▶ [Requirements]: Set each entry down verbatim, omitting images.

= = = = = = =

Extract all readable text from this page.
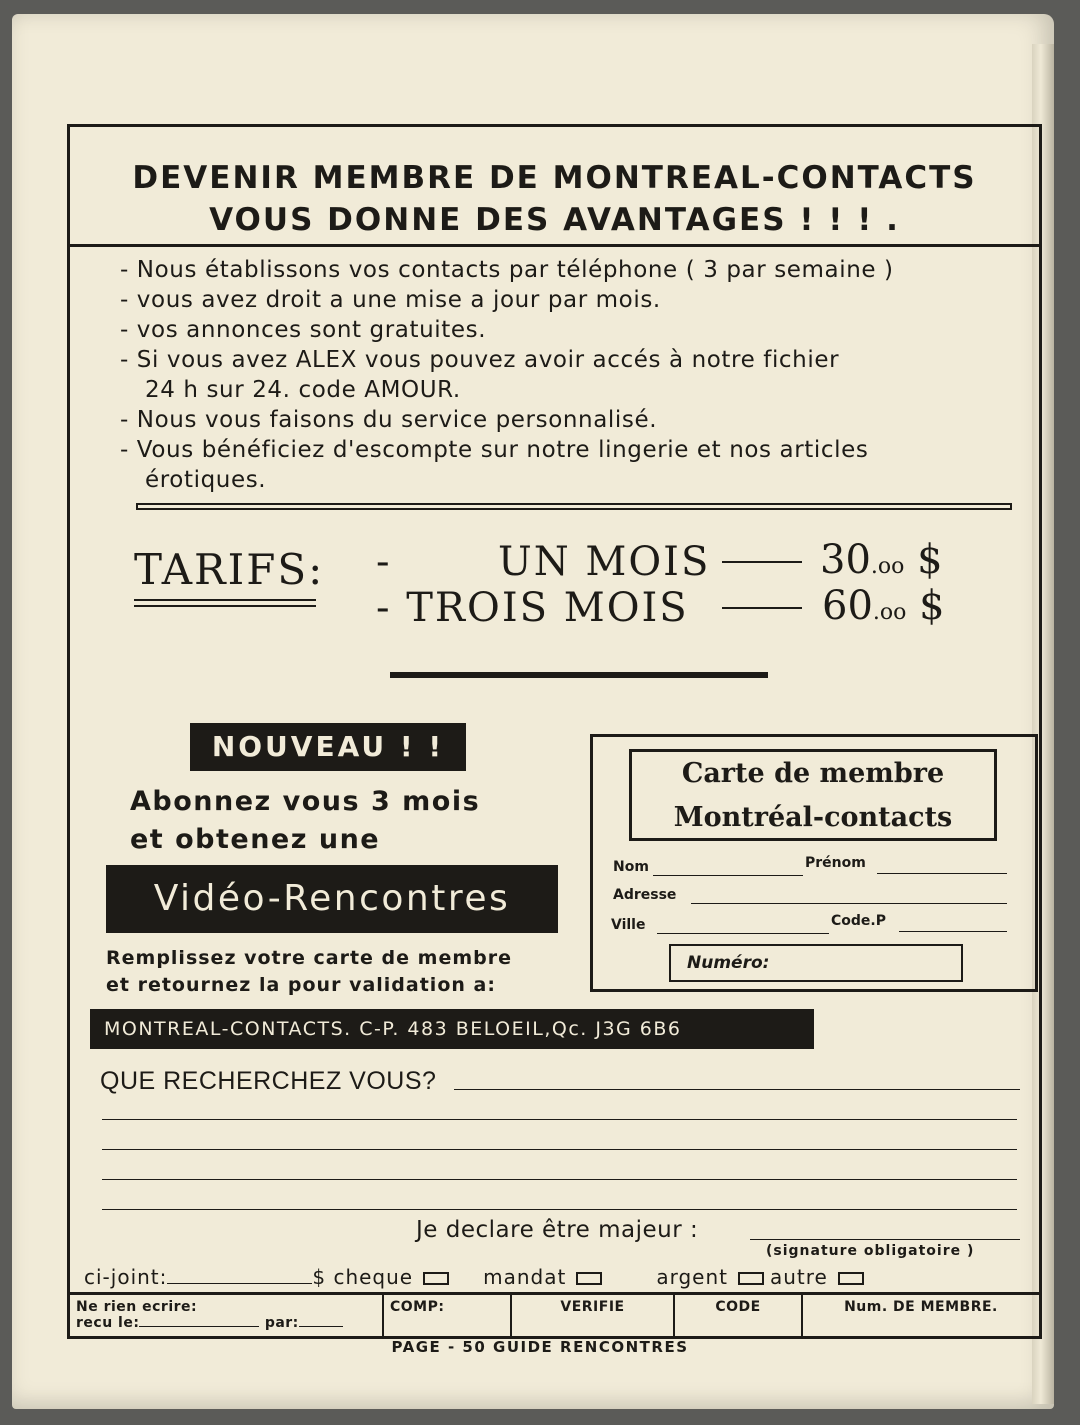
DEVENIR MEMBRE DE MONTREAL-CONTACTS
VOUS DONNE DES AVANTAGES ! ! ! .
- Nous établissons vos contacts par téléphone ( 3 par semaine )
- vous avez droit a une mise a jour par mois.
- vos annonces sont gratuites.
- Si vous avez ALEX vous pouvez avoir accés à notre fichier
24 h sur 24. code AMOUR.
- Nous vous faisons du service personnalisé.
- Vous bénéficiez d'escompte sur notre lingerie et nos articles
érotiques.
TARIFS: -	UN MOIS	30.oo $
- TROIS MOIS	60.oo $
NOUVEAU ! !
Abonnez vous 3 mois
et obtenez une
Vidéo-Rencontres
Remplissez votre carte de membre
et retournez la pour validation a:
Carte de membre
Montréal-contacts
Nom	Prénom
Adresse
Ville	Code.P
Numéro:
MONTREAL-CONTACTS. C-P. 483 BELOEIL,Qc. J3G 6B6
QUE RECHERCHEZ VOUS?
Je declare être majeur :
(signature obligatoire )
ci-joint:	$ cheque	mandat	argent autre
Ne rien ecrire:
recu le:	par:
COMP:	VERIFIE	CODE	Num. DE MEMBRE.
PAGE - 50 GUIDE RENCONTRES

= = = = = = =

▶ [Output of the exercise]:
Extract all readable text from this page.
DEVENIR MEMBRE DE MONTREAL-CONTACTS
VOUS DONNE DES AVANTAGES ! ! ! .
- Nous établissons vos contacts par téléphone ( 3 par semaine )
- vous avez droit a une mise a jour par mois.
- vos annonces sont gratuites.
- Si vous avez ALEX vous pouvez avoir accés à notre fichier
24 h sur 24. code AMOUR.
- Nous vous faisons du service personnalisé.
- Vous bénéficiez d'escompte sur notre lingerie et nos articles
érotiques.
TARIFS: -	UN MOIS	30.oo $
- TROIS MOIS	60.oo $
NOUVEAU ! !
Abonnez vous 3 mois
et obtenez une
Vidéo-Rencontres
Remplissez votre carte de membre
et retournez la pour validation a:
Carte de membre
Montréal-contacts
Nom	Prénom
Adresse
Ville	Code.P
Numéro:
MONTREAL-CONTACTS. C-P. 483 BELOEIL,Qc. J3G 6B6
QUE RECHERCHEZ VOUS?
Je declare être majeur :
(signature obligatoire )
ci-joint:	$ cheque	mandat	argent autre
Ne rien ecrire:
recu le:	par:
COMP:	VERIFIE	CODE	Num. DE MEMBRE.
PAGE - 50 GUIDE RENCONTRES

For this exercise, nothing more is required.